======== Te lezen fragment ========
De claim van 'economie 4.0 bepleiters' dat automatisering enerzijds banen kost, maar meer nieuwe werkgelegenheid schept, is uiterst dubieus. Ook Vermeend en Van der Ploeg verzuimen gemakshalve uit te leggen waar die werkgelegenheidswinst in de praktijk dan geboekt wordt. Heel misschien gaat het op zeer lange termijn op. Al komen langetermijnvoorspellingen in de economie zelden uit. Voor de korte en middellange termijn geldt in elk geval dat minder mensen hun eigen brood kunnen verdienen zoals nu in de havens gebeurt, en dus voor kortere - maar voor menig 40-plusser vaak langere duur - aangewezen zijn op een uitkering.
De claim dat werknemers door om- her- en bijscholing geschikt gemaakt kunnen worden voor de 'economie 4.0', zodat zij wel tot aan hun (hoge) pensioenleeftijd aan het werk kunnen blijven, is ook zeer betrekkelijk. Wij kennen maar weinig havenwerkers die het in zich hebben om ICT-specialist of onderhoudsmonteur te worden. Overigens zou het hele idee dat werknemers een leven lang om- her- en bijgeschoold kunnen worden, wel eens vooral een utopie kunnen blijken van hoger opgeleiden die het zelf op school wél altijd leuk vonden. Lang niet elke havenwerker - maar dat geldt net zo goed voor de bankmedewerker, ambtenaren en een groot deel van alle andere werknemers - staat te trappelen om opnieuw de schoolbanken in te gaan. Velen zijn blij toe dat zij na het aflopen van hun leerplicht aan het werk konden gaan en zich verder in de beroepspraktijk konden bekwamen.
======== Aangeleverde gegevens ========
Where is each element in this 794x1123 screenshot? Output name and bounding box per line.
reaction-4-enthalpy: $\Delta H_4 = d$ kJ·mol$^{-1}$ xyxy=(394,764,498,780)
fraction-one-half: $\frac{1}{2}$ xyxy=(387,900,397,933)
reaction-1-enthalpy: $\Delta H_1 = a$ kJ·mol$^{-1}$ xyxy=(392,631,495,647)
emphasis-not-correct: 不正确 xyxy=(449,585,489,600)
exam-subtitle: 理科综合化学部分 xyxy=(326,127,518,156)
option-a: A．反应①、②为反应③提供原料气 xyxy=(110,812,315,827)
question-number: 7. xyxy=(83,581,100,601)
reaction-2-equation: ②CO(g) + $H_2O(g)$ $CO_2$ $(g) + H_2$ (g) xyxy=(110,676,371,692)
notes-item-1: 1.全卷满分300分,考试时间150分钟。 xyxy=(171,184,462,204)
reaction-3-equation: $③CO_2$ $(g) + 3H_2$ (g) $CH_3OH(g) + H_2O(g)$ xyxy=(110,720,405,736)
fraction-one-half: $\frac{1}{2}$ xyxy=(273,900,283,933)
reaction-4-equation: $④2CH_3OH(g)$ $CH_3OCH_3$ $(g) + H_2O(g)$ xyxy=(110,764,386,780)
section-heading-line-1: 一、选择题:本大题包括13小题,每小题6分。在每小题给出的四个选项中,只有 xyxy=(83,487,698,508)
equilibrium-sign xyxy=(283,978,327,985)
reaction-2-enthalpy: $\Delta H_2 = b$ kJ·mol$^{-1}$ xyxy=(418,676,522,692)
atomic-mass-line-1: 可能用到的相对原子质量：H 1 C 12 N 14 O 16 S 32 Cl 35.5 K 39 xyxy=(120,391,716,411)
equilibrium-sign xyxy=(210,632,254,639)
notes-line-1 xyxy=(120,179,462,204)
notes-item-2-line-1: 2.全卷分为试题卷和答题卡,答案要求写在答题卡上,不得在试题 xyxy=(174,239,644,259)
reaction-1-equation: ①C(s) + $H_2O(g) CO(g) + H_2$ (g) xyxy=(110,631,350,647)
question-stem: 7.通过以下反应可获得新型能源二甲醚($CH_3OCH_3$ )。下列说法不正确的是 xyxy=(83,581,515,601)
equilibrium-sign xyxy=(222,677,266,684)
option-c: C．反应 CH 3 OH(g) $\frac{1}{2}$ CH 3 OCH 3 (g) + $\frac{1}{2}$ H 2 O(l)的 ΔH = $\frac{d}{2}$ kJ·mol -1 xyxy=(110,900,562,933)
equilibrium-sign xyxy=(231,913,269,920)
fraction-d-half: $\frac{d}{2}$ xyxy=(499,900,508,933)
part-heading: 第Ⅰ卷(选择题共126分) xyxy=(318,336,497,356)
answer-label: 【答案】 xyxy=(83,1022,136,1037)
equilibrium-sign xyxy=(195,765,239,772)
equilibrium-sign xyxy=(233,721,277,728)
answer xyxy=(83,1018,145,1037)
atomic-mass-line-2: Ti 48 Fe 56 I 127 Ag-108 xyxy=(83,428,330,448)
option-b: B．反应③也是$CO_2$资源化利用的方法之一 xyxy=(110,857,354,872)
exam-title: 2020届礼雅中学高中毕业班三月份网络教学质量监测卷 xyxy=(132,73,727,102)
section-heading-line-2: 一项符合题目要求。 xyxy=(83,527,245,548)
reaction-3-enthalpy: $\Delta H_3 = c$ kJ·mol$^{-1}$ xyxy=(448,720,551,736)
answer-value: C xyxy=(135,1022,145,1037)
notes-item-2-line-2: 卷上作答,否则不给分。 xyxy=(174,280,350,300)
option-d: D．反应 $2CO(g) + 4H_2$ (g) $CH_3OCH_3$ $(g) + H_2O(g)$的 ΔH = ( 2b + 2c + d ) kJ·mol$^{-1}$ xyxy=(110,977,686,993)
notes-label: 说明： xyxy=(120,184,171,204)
========
Jouw opdracht.
Schrijf alsjeblieft het fragment over automatisering en werkgelegenheid in de havens verder, aansluitend op de laatste zin. De records zijn los materiaal en staan apart van het fragment.

Resultaat.
De bedrijven, door Vermeend en Van der Ploeg aangeduid als 'ons bedrijfsleven', hebben het ondertussen goed voor elkaar. Zij, de aandeelhouders die zich overigens steeds vaker buiten onze landsgrenzen bevinden, plukken de financiële vruchten van de investeringen in automatisering en robotisering. Zij profiteren van de lagere loonkosten en lagere sociale lasten. De maatschappelijke kosten van hun investeringen, die betaald worden in de vorm van uitkeringen en de prijs van eventuele om- en bijscholing, wentelt ons bedrijfsleven af op de samenleving. Onze samenleving. En die wordt er niet onmiddellijk beter van.
De inkomensachteruitgang door het verlies van werk heeft immers ook nog eens direct gevolgen voor de overheidsinkomsten en voor binnenlandse bestedingen. Wie een uitkering heeft, betaalt minder belasting en premies en kan ook minder kopen. Teruglopende bestedingen zijn meestal een ingrediënt van economische achteruitgang.
Nogmaals: wij zijn geen naïevelingen die vinden dat automatisering moet worden gestopt. We vinden wel dat 'ons bedrijfsleven' bij automatiseringsbeslissingen verantwoordelijkheid draagt voor de gevolgen ervan voor de werkgelegenheid en de economie. In het verlengde daarvan is het heffen van belasting bij de invoering van nieuwe technologieën, zoals onder andere geopperd is door Jesse Klaver (GroenLinks) en de WRR, geen gekke gedachte. Niet om de automatisering af te remmen, maar om bedrijven een eerlijke bijdrage te laten betalen aan het beperken van de schade aan onze samenleving en aan onze sociale voorzieningen zoals o.a. werkloosheidwet, gezondheidszorg en AOW.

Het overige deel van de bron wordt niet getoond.